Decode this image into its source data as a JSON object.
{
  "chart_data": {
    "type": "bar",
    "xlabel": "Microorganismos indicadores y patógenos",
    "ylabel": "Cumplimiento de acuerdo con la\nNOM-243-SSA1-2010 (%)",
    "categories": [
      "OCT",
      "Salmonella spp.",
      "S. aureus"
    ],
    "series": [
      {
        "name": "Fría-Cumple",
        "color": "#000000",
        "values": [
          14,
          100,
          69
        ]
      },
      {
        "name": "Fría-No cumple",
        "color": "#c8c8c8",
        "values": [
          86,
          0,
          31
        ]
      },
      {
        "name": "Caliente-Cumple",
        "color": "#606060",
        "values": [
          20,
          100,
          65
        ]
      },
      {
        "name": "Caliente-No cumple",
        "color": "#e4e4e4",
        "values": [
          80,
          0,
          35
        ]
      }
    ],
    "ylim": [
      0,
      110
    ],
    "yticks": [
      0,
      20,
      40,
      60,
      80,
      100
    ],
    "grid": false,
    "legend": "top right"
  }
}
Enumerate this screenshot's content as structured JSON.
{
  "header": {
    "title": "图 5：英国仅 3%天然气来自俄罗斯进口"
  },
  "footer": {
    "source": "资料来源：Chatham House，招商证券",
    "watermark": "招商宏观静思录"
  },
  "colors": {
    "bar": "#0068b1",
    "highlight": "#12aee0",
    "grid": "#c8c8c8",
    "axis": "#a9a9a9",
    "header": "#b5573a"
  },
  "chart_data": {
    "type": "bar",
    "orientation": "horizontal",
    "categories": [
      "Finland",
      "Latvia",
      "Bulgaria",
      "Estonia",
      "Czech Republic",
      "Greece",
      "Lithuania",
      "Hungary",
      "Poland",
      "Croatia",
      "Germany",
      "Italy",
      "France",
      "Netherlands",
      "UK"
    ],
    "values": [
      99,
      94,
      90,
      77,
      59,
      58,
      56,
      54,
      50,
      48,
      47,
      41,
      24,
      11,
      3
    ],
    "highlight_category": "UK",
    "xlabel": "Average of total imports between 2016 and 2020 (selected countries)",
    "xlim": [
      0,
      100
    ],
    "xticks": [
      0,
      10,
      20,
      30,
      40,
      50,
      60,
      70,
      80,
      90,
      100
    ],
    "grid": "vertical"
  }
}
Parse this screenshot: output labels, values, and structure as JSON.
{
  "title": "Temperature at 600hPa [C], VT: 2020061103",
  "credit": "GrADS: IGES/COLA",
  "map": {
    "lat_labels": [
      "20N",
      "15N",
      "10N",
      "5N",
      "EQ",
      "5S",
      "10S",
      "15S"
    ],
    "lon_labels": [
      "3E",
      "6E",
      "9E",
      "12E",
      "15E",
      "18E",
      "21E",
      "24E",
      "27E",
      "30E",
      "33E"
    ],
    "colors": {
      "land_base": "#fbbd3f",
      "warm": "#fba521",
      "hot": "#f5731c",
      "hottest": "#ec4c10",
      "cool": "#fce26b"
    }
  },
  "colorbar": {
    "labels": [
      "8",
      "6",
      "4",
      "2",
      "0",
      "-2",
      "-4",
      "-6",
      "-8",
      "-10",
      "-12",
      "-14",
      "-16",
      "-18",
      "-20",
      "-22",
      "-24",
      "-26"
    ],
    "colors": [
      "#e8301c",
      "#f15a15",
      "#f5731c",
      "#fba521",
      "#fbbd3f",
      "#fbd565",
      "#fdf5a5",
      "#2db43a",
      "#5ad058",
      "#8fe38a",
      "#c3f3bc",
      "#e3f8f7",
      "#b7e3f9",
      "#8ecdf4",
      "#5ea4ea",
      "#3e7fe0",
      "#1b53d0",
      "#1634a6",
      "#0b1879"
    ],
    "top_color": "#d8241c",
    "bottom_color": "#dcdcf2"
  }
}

▸ **WHAT THIS TASK INVOLVES**
Repeat the material above in full, exactly as it stands.

▸ **OUTPUT FOR THIS EXERCISE**
Decode this image into its source data as a JSON object.
{
  "chart_data": {
    "type": "bar",
    "xlabel": "Microorganismos indicadores y patógenos",
    "ylabel": "Cumplimiento de acuerdo con la\nNOM-243-SSA1-2010 (%)",
    "categories": [
      "OCT",
      "Salmonella spp.",
      "S. aureus"
    ],
    "series": [
      {
        "name": "Fría-Cumple",
        "color": "#000000",
        "values": [
          14,
          100,
          69
        ]
      },
      {
        "name": "Fría-No cumple",
        "color": "#c8c8c8",
        "values": [
          86,
          0,
          31
        ]
      },
      {
        "name": "Caliente-Cumple",
        "color": "#606060",
        "values": [
          20,
          100,
          65
        ]
      },
      {
        "name": "Caliente-No cumple",
        "color": "#e4e4e4",
        "values": [
          80,
          0,
          35
        ]
      }
    ],
    "ylim": [
      0,
      110
    ],
    "yticks": [
      0,
      20,
      40,
      60,
      80,
      100
    ],
    "grid": false,
    "legend": "top right"
  }
}
Enumerate this screenshot's content as structured JSON.
{
  "header": {
    "title": "图 5：英国仅 3%天然气来自俄罗斯进口"
  },
  "footer": {
    "source": "资料来源：Chatham House，招商证券",
    "watermark": "招商宏观静思录"
  },
  "colors": {
    "bar": "#0068b1",
    "highlight": "#12aee0",
    "grid": "#c8c8c8",
    "axis": "#a9a9a9",
    "header": "#b5573a"
  },
  "chart_data": {
    "type": "bar",
    "orientation": "horizontal",
    "categories": [
      "Finland",
      "Latvia",
      "Bulgaria",
      "Estonia",
      "Czech Republic",
      "Greece",
      "Lithuania",
      "Hungary",
      "Poland",
      "Croatia",
      "Germany",
      "Italy",
      "France",
      "Netherlands",
      "UK"
    ],
    "values": [
      99,
      94,
      90,
      77,
      59,
      58,
      56,
      54,
      50,
      48,
      47,
      41,
      24,
      11,
      3
    ],
    "highlight_category": "UK",
    "xlabel": "Average of total imports between 2016 and 2020 (selected countries)",
    "xlim": [
      0,
      100
    ],
    "xticks": [
      0,
      10,
      20,
      30,
      40,
      50,
      60,
      70,
      80,
      90,
      100
    ],
    "grid": "vertical"
  }
}
Parse this screenshot: output labels, values, and structure as JSON.
{
  "title": "Temperature at 600hPa [C], VT: 2020061103",
  "credit": "GrADS: IGES/COLA",
  "map": {
    "lat_labels": [
      "20N",
      "15N",
      "10N",
      "5N",
      "EQ",
      "5S",
      "10S",
      "15S"
    ],
    "lon_labels": [
      "3E",
      "6E",
      "9E",
      "12E",
      "15E",
      "18E",
      "21E",
      "24E",
      "27E",
      "30E",
      "33E"
    ],
    "colors": {
      "land_base": "#fbbd3f",
      "warm": "#fba521",
      "hot": "#f5731c",
      "hottest": "#ec4c10",
      "cool": "#fce26b"
    }
  },
  "colorbar": {
    "labels": [
      "8",
      "6",
      "4",
      "2",
      "0",
      "-2",
      "-4",
      "-6",
      "-8",
      "-10",
      "-12",
      "-14",
      "-16",
      "-18",
      "-20",
      "-22",
      "-24",
      "-26"
    ],
    "colors": [
      "#e8301c",
      "#f15a15",
      "#f5731c",
      "#fba521",
      "#fbbd3f",
      "#fbd565",
      "#fdf5a5",
      "#2db43a",
      "#5ad058",
      "#8fe38a",
      "#c3f3bc",
      "#e3f8f7",
      "#b7e3f9",
      "#8ecdf4",
      "#5ea4ea",
      "#3e7fe0",
      "#1b53d0",
      "#1634a6",
      "#0b1879"
    ],
    "top_color": "#d8241c",
    "bottom_color": "#dcdcf2"
  }
}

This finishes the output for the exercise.